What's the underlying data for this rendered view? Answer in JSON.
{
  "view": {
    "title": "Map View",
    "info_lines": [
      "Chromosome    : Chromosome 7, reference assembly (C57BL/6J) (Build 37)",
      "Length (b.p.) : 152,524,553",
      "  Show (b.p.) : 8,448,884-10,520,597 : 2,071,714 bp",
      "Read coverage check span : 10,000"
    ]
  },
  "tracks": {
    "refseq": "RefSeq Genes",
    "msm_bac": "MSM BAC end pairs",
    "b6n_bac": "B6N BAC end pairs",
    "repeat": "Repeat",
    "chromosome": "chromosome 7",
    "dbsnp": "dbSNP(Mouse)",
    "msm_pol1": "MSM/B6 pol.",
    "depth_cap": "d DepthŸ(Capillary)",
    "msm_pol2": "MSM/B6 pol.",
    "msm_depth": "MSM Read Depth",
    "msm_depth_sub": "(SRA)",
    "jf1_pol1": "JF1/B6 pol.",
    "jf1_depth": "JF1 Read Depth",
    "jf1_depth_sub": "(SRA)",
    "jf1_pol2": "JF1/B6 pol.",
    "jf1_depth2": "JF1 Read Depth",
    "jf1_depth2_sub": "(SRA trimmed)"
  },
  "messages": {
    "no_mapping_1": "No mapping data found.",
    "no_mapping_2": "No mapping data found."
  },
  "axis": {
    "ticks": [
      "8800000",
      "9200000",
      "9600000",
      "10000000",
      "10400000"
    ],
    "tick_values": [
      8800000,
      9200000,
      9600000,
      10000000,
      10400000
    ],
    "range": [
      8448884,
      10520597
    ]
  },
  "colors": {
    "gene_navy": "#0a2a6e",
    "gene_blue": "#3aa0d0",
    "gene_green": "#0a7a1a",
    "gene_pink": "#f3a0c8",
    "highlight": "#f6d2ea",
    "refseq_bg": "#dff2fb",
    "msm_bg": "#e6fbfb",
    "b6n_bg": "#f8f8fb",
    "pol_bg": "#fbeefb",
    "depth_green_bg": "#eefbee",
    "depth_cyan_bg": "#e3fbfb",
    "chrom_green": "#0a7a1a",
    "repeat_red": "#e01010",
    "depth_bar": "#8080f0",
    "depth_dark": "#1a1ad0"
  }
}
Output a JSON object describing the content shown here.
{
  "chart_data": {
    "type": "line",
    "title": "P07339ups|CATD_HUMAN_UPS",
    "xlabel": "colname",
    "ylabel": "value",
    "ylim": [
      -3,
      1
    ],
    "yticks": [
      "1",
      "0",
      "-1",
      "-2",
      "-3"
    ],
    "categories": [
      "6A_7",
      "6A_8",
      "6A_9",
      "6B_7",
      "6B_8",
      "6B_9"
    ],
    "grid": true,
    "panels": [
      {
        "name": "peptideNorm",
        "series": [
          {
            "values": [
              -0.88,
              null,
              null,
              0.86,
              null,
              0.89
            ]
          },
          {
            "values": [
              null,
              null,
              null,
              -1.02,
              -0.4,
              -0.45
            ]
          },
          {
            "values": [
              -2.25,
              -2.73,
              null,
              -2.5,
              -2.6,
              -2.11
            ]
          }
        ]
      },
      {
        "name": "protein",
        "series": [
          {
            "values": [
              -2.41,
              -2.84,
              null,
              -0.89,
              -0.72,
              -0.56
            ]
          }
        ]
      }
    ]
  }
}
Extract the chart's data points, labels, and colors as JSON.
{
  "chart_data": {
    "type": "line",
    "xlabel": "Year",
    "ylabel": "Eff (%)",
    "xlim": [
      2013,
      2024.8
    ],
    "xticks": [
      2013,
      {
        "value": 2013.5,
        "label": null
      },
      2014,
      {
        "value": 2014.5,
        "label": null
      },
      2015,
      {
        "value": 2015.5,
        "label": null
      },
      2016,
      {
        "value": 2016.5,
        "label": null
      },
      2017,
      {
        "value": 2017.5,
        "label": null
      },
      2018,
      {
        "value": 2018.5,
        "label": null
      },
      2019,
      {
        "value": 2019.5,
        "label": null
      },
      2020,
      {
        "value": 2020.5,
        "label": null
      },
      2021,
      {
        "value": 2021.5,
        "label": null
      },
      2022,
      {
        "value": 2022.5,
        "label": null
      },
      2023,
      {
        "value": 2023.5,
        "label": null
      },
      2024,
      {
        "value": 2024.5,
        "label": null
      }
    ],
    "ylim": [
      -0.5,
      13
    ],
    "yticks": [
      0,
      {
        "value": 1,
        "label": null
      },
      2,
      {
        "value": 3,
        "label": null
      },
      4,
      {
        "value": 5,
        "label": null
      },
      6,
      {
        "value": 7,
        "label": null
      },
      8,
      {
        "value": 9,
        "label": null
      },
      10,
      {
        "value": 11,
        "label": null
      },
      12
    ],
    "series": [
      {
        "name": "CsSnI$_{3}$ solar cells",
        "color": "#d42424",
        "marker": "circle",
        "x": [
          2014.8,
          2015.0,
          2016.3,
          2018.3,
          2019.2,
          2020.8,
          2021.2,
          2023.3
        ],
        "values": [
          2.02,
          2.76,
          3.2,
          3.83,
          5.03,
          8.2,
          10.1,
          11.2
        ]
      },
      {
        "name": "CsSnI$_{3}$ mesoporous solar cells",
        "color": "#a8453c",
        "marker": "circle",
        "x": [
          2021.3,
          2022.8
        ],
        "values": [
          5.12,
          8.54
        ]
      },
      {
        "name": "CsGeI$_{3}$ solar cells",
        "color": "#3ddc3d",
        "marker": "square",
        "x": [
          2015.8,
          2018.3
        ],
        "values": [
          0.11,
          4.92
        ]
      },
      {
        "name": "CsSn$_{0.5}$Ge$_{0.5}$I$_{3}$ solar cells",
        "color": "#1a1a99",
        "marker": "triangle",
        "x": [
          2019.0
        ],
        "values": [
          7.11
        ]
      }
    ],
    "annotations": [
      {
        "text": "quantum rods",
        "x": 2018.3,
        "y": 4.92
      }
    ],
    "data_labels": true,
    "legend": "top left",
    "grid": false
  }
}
************
Your task:
All of the entries above need to be reproduced exactly.

Output:
What's the underlying data for this rendered view? Answer in JSON.
{
  "view": {
    "title": "Map View",
    "info_lines": [
      "Chromosome    : Chromosome 7, reference assembly (C57BL/6J) (Build 37)",
      "Length (b.p.) : 152,524,553",
      "  Show (b.p.) : 8,448,884-10,520,597 : 2,071,714 bp",
      "Read coverage check span : 10,000"
    ]
  },
  "tracks": {
    "refseq": "RefSeq Genes",
    "msm_bac": "MSM BAC end pairs",
    "b6n_bac": "B6N BAC end pairs",
    "repeat": "Repeat",
    "chromosome": "chromosome 7",
    "dbsnp": "dbSNP(Mouse)",
    "msm_pol1": "MSM/B6 pol.",
    "depth_cap": "d DepthŸ(Capillary)",
    "msm_pol2": "MSM/B6 pol.",
    "msm_depth": "MSM Read Depth",
    "msm_depth_sub": "(SRA)",
    "jf1_pol1": "JF1/B6 pol.",
    "jf1_depth": "JF1 Read Depth",
    "jf1_depth_sub": "(SRA)",
    "jf1_pol2": "JF1/B6 pol.",
    "jf1_depth2": "JF1 Read Depth",
    "jf1_depth2_sub": "(SRA trimmed)"
  },
  "messages": {
    "no_mapping_1": "No mapping data found.",
    "no_mapping_2": "No mapping data found."
  },
  "axis": {
    "ticks": [
      "8800000",
      "9200000",
      "9600000",
      "10000000",
      "10400000"
    ],
    "tick_values": [
      8800000,
      9200000,
      9600000,
      10000000,
      10400000
    ],
    "range": [
      8448884,
      10520597
    ]
  },
  "colors": {
    "gene_navy": "#0a2a6e",
    "gene_blue": "#3aa0d0",
    "gene_green": "#0a7a1a",
    "gene_pink": "#f3a0c8",
    "highlight": "#f6d2ea",
    "refseq_bg": "#dff2fb",
    "msm_bg": "#e6fbfb",
    "b6n_bg": "#f8f8fb",
    "pol_bg": "#fbeefb",
    "depth_green_bg": "#eefbee",
    "depth_cyan_bg": "#e3fbfb",
    "chrom_green": "#0a7a1a",
    "repeat_red": "#e01010",
    "depth_bar": "#8080f0",
    "depth_dark": "#1a1ad0"
  }
}
Output a JSON object describing the content shown here.
{
  "chart_data": {
    "type": "line",
    "title": "P07339ups|CATD_HUMAN_UPS",
    "xlabel": "colname",
    "ylabel": "value",
    "ylim": [
      -3,
      1
    ],
    "yticks": [
      "1",
      "0",
      "-1",
      "-2",
      "-3"
    ],
    "categories": [
      "6A_7",
      "6A_8",
      "6A_9",
      "6B_7",
      "6B_8",
      "6B_9"
    ],
    "grid": true,
    "panels": [
      {
        "name": "peptideNorm",
        "series": [
          {
            "values": [
              -0.88,
              null,
              null,
              0.86,
              null,
              0.89
            ]
          },
          {
            "values": [
              null,
              null,
              null,
              -1.02,
              -0.4,
              -0.45
            ]
          },
          {
            "values": [
              -2.25,
              -2.73,
              null,
              -2.5,
              -2.6,
              -2.11
            ]
          }
        ]
      },
      {
        "name": "protein",
        "series": [
          {
            "values": [
              -2.41,
              -2.84,
              null,
              -0.89,
              -0.72,
              -0.56
            ]
          }
        ]
      }
    ]
  }
}
Extract the chart's data points, labels, and colors as JSON.
{
  "chart_data": {
    "type": "line",
    "xlabel": "Year",
    "ylabel": "Eff (%)",
    "xlim": [
      2013,
      2024.8
    ],
    "xticks": [
      2013,
      {
        "value": 2013.5,
        "label": null
      },
      2014,
      {
        "value": 2014.5,
        "label": null
      },
      2015,
      {
        "value": 2015.5,
        "label": null
      },
      2016,
      {
        "value": 2016.5,
        "label": null
      },
      2017,
      {
        "value": 2017.5,
        "label": null
      },
      2018,
      {
        "value": 2018.5,
        "label": null
      },
      2019,
      {
        "value": 2019.5,
        "label": null
      },
      2020,
      {
        "value": 2020.5,
        "label": null
      },
      2021,
      {
        "value": 2021.5,
        "label": null
      },
      2022,
      {
        "value": 2022.5,
        "label": null
      },
      2023,
      {
        "value": 2023.5,
        "label": null
      },
      2024,
      {
        "value": 2024.5,
        "label": null
      }
    ],
    "ylim": [
      -0.5,
      13
    ],
    "yticks": [
      0,
      {
        "value": 1,
        "label": null
      },
      2,
      {
        "value": 3,
        "label": null
      },
      4,
      {
        "value": 5,
        "label": null
      },
      6,
      {
        "value": 7,
        "label": null
      },
      8,
      {
        "value": 9,
        "label": null
      },
      10,
      {
        "value": 11,
        "label": null
      },
      12
    ],
    "series": [
      {
        "name": "CsSnI$_{3}$ solar cells",
        "color": "#d42424",
        "marker": "circle",
        "x": [
          2014.8,
          2015.0,
          2016.3,
          2018.3,
          2019.2,
          2020.8,
          2021.2,
          2023.3
        ],
        "values": [
          2.02,
          2.76,
          3.2,
          3.83,
          5.03,
          8.2,
          10.1,
          11.2
        ]
      },
      {
        "name": "CsSnI$_{3}$ mesoporous solar cells",
        "color": "#a8453c",
        "marker": "circle",
        "x": [
          2021.3,
          2022.8
        ],
        "values": [
          5.12,
          8.54
        ]
      },
      {
        "name": "CsGeI$_{3}$ solar cells",
        "color": "#3ddc3d",
        "marker": "square",
        "x": [
          2015.8,
          2018.3
        ],
        "values": [
          0.11,
          4.92
        ]
      },
      {
        "name": "CsSn$_{0.5}$Ge$_{0.5}$I$_{3}$ solar cells",
        "color": "#1a1a99",
        "marker": "triangle",
        "x": [
          2019.0
        ],
        "values": [
          7.11
        ]
      }
    ],
    "annotations": [
      {
        "text": "quantum rods",
        "x": 2018.3,
        "y": 4.92
      }
    ],
    "data_labels": true,
    "legend": "top left",
    "grid": false
  }
}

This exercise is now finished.